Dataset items
■ ■ ■

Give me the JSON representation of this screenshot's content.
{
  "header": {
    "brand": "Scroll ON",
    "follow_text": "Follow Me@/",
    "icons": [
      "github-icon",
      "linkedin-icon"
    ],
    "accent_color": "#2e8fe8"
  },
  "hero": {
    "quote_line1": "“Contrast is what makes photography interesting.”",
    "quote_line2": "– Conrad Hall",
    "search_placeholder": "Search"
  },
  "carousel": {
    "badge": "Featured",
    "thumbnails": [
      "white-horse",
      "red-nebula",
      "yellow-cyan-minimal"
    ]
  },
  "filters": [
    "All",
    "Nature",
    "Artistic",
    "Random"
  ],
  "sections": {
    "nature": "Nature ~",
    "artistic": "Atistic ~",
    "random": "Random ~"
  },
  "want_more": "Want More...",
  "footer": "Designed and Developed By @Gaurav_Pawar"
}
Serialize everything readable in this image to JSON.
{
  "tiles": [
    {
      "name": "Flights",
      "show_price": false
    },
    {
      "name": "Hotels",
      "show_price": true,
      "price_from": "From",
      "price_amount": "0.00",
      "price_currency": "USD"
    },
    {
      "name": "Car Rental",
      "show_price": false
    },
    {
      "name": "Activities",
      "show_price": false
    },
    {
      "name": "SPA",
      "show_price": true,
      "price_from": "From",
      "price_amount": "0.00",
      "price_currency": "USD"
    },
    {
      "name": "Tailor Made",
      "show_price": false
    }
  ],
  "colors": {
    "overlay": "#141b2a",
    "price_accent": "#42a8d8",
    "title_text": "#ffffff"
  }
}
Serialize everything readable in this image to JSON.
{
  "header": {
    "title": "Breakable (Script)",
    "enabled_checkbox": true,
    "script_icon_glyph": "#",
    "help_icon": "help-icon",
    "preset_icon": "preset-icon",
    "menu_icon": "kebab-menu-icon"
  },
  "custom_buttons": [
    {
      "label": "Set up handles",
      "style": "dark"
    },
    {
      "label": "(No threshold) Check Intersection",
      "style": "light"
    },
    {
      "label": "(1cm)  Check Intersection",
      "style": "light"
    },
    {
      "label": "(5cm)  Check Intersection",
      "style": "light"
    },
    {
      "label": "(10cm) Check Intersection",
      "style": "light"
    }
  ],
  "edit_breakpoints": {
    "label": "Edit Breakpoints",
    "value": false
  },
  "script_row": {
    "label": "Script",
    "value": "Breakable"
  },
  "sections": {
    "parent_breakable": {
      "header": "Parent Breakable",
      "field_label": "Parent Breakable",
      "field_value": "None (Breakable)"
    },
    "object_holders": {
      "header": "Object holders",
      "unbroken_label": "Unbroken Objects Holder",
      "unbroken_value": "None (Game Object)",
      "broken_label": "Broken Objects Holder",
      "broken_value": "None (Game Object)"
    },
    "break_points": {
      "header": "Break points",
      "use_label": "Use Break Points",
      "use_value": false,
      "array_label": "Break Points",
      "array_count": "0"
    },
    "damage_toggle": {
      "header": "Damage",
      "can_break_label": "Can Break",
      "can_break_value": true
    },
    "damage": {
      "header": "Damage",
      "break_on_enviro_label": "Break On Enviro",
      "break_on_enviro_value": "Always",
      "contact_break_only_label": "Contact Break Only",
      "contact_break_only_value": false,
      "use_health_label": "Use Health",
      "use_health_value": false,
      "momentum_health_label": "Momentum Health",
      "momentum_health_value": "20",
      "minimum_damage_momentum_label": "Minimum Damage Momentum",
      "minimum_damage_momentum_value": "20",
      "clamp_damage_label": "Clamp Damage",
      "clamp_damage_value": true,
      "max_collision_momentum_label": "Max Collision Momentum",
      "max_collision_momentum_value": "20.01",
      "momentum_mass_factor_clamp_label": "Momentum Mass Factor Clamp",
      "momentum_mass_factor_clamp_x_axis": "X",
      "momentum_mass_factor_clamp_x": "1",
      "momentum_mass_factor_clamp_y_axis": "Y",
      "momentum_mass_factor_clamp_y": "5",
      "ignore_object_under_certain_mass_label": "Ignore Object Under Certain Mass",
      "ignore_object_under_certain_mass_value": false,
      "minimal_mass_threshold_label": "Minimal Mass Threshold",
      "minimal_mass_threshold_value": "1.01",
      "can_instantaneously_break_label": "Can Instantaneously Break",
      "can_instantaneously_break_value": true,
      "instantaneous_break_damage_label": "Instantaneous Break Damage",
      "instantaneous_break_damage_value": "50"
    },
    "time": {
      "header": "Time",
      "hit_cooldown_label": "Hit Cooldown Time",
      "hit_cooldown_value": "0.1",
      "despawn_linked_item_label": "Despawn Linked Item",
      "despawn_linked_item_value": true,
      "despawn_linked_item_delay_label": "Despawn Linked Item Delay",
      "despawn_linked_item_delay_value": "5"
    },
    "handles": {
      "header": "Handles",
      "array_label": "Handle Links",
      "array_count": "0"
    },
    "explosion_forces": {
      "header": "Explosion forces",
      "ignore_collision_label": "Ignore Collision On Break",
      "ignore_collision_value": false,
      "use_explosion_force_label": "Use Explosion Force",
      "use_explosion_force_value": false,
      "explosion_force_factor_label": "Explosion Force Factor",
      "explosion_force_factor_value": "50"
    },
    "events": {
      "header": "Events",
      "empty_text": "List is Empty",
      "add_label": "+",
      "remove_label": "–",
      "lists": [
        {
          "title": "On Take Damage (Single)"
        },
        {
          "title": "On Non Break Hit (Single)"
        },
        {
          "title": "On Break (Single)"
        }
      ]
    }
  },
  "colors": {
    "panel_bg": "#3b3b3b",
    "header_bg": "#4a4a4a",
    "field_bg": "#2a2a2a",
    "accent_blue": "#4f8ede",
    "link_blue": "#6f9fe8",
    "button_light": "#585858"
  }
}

■ ■ ■

Print out the whole listing exactly as it appears.

■ Response
Give me the JSON representation of this screenshot's content.
{
  "header": {
    "brand": "Scroll ON",
    "follow_text": "Follow Me@/",
    "icons": [
      "github-icon",
      "linkedin-icon"
    ],
    "accent_color": "#2e8fe8"
  },
  "hero": {
    "quote_line1": "“Contrast is what makes photography interesting.”",
    "quote_line2": "– Conrad Hall",
    "search_placeholder": "Search"
  },
  "carousel": {
    "badge": "Featured",
    "thumbnails": [
      "white-horse",
      "red-nebula",
      "yellow-cyan-minimal"
    ]
  },
  "filters": [
    "All",
    "Nature",
    "Artistic",
    "Random"
  ],
  "sections": {
    "nature": "Nature ~",
    "artistic": "Atistic ~",
    "random": "Random ~"
  },
  "want_more": "Want More...",
  "footer": "Designed and Developed By @Gaurav_Pawar"
}
Serialize everything readable in this image to JSON.
{
  "tiles": [
    {
      "name": "Flights",
      "show_price": false
    },
    {
      "name": "Hotels",
      "show_price": true,
      "price_from": "From",
      "price_amount": "0.00",
      "price_currency": "USD"
    },
    {
      "name": "Car Rental",
      "show_price": false
    },
    {
      "name": "Activities",
      "show_price": false
    },
    {
      "name": "SPA",
      "show_price": true,
      "price_from": "From",
      "price_amount": "0.00",
      "price_currency": "USD"
    },
    {
      "name": "Tailor Made",
      "show_price": false
    }
  ],
  "colors": {
    "overlay": "#141b2a",
    "price_accent": "#42a8d8",
    "title_text": "#ffffff"
  }
}
Serialize everything readable in this image to JSON.
{
  "header": {
    "title": "Breakable (Script)",
    "enabled_checkbox": true,
    "script_icon_glyph": "#",
    "help_icon": "help-icon",
    "preset_icon": "preset-icon",
    "menu_icon": "kebab-menu-icon"
  },
  "custom_buttons": [
    {
      "label": "Set up handles",
      "style": "dark"
    },
    {
      "label": "(No threshold) Check Intersection",
      "style": "light"
    },
    {
      "label": "(1cm)  Check Intersection",
      "style": "light"
    },
    {
      "label": "(5cm)  Check Intersection",
      "style": "light"
    },
    {
      "label": "(10cm) Check Intersection",
      "style": "light"
    }
  ],
  "edit_breakpoints": {
    "label": "Edit Breakpoints",
    "value": false
  },
  "script_row": {
    "label": "Script",
    "value": "Breakable"
  },
  "sections": {
    "parent_breakable": {
      "header": "Parent Breakable",
      "field_label": "Parent Breakable",
      "field_value": "None (Breakable)"
    },
    "object_holders": {
      "header": "Object holders",
      "unbroken_label": "Unbroken Objects Holder",
      "unbroken_value": "None (Game Object)",
      "broken_label": "Broken Objects Holder",
      "broken_value": "None (Game Object)"
    },
    "break_points": {
      "header": "Break points",
      "use_label": "Use Break Points",
      "use_value": false,
      "array_label": "Break Points",
      "array_count": "0"
    },
    "damage_toggle": {
      "header": "Damage",
      "can_break_label": "Can Break",
      "can_break_value": true
    },
    "damage": {
      "header": "Damage",
      "break_on_enviro_label": "Break On Enviro",
      "break_on_enviro_value": "Always",
      "contact_break_only_label": "Contact Break Only",
      "contact_break_only_value": false,
      "use_health_label": "Use Health",
      "use_health_value": false,
      "momentum_health_label": "Momentum Health",
      "momentum_health_value": "20",
      "minimum_damage_momentum_label": "Minimum Damage Momentum",
      "minimum_damage_momentum_value": "20",
      "clamp_damage_label": "Clamp Damage",
      "clamp_damage_value": true,
      "max_collision_momentum_label": "Max Collision Momentum",
      "max_collision_momentum_value": "20.01",
      "momentum_mass_factor_clamp_label": "Momentum Mass Factor Clamp",
      "momentum_mass_factor_clamp_x_axis": "X",
      "momentum_mass_factor_clamp_x": "1",
      "momentum_mass_factor_clamp_y_axis": "Y",
      "momentum_mass_factor_clamp_y": "5",
      "ignore_object_under_certain_mass_label": "Ignore Object Under Certain Mass",
      "ignore_object_under_certain_mass_value": false,
      "minimal_mass_threshold_label": "Minimal Mass Threshold",
      "minimal_mass_threshold_value": "1.01",
      "can_instantaneously_break_label": "Can Instantaneously Break",
      "can_instantaneously_break_value": true,
      "instantaneous_break_damage_label": "Instantaneous Break Damage",
      "instantaneous_break_damage_value": "50"
    },
    "time": {
      "header": "Time",
      "hit_cooldown_label": "Hit Cooldown Time",
      "hit_cooldown_value": "0.1",
      "despawn_linked_item_label": "Despawn Linked Item",
      "despawn_linked_item_value": true,
      "despawn_linked_item_delay_label": "Despawn Linked Item Delay",
      "despawn_linked_item_delay_value": "5"
    },
    "handles": {
      "header": "Handles",
      "array_label": "Handle Links",
      "array_count": "0"
    },
    "explosion_forces": {
      "header": "Explosion forces",
      "ignore_collision_label": "Ignore Collision On Break",
      "ignore_collision_value": false,
      "use_explosion_force_label": "Use Explosion Force",
      "use_explosion_force_value": false,
      "explosion_force_factor_label": "Explosion Force Factor",
      "explosion_force_factor_value": "50"
    },
    "events": {
      "header": "Events",
      "empty_text": "List is Empty",
      "add_label": "+",
      "remove_label": "–",
      "lists": [
        {
          "title": "On Take Damage (Single)"
        },
        {
          "title": "On Non Break Hit (Single)"
        },
        {
          "title": "On Break (Single)"
        }
      ]
    }
  },
  "colors": {
    "panel_bg": "#3b3b3b",
    "header_bg": "#4a4a4a",
    "field_bg": "#2a2a2a",
    "accent_blue": "#4f8ede",
    "link_blue": "#6f9fe8",
    "button_light": "#585858"
  }
}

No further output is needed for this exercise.